[start Records to use]

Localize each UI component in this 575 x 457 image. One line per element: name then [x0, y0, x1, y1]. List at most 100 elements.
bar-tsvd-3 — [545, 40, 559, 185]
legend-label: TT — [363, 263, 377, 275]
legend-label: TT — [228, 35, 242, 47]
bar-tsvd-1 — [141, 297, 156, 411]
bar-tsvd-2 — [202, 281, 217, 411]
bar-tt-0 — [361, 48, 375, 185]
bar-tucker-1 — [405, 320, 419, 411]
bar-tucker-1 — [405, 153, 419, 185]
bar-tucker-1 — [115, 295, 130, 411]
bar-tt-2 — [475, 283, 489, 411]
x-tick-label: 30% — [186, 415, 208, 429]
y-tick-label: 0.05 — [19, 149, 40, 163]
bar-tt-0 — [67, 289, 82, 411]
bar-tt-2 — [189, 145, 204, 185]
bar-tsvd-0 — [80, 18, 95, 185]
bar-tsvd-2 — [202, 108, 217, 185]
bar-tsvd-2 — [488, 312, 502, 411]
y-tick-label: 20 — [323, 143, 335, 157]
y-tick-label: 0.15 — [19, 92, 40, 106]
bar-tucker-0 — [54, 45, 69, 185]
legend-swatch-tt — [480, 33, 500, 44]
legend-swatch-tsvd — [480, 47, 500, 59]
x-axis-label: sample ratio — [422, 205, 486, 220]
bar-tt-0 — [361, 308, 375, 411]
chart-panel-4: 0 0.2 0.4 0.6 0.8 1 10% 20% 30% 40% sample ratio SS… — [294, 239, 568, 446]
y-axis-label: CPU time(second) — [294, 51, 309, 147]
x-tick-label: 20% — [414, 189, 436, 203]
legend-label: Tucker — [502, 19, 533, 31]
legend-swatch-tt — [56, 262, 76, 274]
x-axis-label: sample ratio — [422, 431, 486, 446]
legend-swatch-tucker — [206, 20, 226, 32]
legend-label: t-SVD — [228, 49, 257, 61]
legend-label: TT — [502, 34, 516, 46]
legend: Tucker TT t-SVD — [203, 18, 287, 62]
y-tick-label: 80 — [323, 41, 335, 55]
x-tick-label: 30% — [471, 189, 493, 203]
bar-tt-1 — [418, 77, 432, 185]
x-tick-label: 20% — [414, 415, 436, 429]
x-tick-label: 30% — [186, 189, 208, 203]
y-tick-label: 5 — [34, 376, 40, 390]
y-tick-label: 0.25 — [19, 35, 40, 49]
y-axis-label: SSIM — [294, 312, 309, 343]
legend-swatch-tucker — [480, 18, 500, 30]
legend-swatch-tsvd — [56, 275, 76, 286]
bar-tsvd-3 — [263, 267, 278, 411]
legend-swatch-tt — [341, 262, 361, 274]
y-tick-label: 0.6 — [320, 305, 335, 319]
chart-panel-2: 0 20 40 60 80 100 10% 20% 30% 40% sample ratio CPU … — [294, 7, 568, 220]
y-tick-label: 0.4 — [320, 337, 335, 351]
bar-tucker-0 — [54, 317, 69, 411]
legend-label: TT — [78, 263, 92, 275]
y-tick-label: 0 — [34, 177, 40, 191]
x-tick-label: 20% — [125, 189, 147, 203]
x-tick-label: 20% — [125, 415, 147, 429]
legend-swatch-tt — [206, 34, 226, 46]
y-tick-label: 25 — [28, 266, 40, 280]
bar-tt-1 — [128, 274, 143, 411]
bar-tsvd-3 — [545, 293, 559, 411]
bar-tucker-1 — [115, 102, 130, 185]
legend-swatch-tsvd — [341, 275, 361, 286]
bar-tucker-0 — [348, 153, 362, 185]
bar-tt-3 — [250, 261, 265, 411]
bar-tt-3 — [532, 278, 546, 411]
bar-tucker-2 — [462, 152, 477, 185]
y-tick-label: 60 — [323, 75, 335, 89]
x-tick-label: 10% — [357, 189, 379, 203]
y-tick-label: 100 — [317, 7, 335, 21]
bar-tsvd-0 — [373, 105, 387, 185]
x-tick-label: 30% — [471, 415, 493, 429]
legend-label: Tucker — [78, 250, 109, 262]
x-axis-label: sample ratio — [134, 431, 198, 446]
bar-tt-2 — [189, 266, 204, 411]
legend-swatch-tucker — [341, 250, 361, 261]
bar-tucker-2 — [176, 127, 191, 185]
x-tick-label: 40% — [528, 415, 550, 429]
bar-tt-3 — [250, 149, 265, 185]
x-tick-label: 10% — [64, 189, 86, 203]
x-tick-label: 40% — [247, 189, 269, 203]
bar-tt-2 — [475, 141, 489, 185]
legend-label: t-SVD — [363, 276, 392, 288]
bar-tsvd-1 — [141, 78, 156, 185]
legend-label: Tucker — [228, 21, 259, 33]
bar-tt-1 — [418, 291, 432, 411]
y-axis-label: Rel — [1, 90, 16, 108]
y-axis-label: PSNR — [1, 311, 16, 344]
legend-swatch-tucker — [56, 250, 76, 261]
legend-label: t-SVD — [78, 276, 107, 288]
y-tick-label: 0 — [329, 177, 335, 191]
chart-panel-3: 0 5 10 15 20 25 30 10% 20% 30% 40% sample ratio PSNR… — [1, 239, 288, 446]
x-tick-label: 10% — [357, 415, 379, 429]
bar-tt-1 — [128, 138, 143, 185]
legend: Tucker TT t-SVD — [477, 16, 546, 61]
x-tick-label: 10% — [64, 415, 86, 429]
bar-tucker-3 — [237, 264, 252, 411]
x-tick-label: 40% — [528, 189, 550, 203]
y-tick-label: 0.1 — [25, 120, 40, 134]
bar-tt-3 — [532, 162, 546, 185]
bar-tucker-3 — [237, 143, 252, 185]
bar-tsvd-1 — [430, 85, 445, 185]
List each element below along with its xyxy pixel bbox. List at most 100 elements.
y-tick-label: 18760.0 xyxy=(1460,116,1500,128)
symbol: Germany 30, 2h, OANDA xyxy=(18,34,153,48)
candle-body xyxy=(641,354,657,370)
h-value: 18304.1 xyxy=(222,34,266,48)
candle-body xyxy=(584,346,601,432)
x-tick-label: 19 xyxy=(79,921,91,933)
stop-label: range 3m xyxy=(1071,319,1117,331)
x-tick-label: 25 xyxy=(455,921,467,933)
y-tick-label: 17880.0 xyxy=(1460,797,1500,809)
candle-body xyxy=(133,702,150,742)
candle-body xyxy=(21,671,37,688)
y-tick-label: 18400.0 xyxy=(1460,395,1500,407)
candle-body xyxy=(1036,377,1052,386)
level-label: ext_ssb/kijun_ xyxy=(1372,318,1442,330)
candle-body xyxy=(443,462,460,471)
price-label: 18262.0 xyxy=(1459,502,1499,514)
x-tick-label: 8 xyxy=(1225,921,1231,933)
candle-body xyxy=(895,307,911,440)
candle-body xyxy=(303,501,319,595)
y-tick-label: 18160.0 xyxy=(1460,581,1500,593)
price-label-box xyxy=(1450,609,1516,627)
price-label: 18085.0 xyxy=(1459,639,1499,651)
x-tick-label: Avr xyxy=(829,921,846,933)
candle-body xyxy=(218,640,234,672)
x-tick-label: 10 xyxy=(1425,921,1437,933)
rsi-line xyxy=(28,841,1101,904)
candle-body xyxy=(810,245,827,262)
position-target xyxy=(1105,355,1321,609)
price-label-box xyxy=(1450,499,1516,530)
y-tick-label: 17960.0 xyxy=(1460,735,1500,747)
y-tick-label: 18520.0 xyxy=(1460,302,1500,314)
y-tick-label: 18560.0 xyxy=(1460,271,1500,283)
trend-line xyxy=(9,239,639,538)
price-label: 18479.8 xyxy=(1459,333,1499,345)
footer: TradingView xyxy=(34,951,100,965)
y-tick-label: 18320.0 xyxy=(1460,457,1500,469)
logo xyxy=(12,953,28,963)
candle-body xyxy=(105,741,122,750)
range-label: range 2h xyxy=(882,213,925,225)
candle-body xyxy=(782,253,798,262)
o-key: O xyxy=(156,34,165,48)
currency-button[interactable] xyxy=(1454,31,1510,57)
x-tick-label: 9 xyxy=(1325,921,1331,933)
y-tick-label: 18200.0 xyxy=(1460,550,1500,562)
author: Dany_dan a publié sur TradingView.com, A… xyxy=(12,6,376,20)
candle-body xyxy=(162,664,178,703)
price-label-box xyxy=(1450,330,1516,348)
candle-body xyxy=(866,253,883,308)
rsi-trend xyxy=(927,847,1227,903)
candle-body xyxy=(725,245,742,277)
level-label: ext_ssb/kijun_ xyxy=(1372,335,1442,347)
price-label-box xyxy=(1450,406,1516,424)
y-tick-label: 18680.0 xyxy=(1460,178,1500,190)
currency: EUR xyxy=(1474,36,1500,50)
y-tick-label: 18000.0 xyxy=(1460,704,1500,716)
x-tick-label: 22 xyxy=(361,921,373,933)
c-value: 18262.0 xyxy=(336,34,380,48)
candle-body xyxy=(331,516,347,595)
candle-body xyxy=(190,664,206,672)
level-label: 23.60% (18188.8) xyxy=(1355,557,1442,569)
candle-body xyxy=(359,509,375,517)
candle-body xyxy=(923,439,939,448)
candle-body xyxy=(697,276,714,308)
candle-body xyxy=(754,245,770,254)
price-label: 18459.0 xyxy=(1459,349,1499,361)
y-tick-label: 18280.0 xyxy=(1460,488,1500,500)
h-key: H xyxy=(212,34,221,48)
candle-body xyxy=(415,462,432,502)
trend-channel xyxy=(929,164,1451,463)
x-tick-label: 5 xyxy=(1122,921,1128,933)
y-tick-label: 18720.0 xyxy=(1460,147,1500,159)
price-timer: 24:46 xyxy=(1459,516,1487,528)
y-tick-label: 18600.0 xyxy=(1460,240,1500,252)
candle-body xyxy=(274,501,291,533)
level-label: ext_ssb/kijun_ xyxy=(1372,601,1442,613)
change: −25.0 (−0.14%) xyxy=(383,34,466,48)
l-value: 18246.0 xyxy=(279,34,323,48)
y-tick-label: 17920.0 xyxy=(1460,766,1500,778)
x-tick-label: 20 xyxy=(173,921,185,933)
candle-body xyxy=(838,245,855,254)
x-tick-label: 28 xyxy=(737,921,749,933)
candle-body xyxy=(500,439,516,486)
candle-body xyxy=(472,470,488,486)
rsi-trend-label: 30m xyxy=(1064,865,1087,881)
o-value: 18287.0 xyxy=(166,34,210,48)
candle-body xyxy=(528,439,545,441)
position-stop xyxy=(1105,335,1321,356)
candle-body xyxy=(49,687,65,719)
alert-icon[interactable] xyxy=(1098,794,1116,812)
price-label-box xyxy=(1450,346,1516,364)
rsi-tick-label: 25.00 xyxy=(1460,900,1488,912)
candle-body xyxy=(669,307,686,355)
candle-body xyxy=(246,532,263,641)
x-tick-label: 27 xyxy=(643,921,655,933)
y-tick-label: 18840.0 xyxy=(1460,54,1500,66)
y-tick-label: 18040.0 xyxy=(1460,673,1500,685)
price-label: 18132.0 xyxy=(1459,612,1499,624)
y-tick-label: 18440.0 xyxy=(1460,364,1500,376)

[end Records to use]

Extract each line of the listing above that contains the string "value".

■ Problem solution:
h-value: 18304.1 xyxy=(222,34,266,48)
c-value: 18262.0 xyxy=(336,34,380,48)
l-value: 18246.0 xyxy=(279,34,323,48)
o-value: 18287.0 xyxy=(166,34,210,48)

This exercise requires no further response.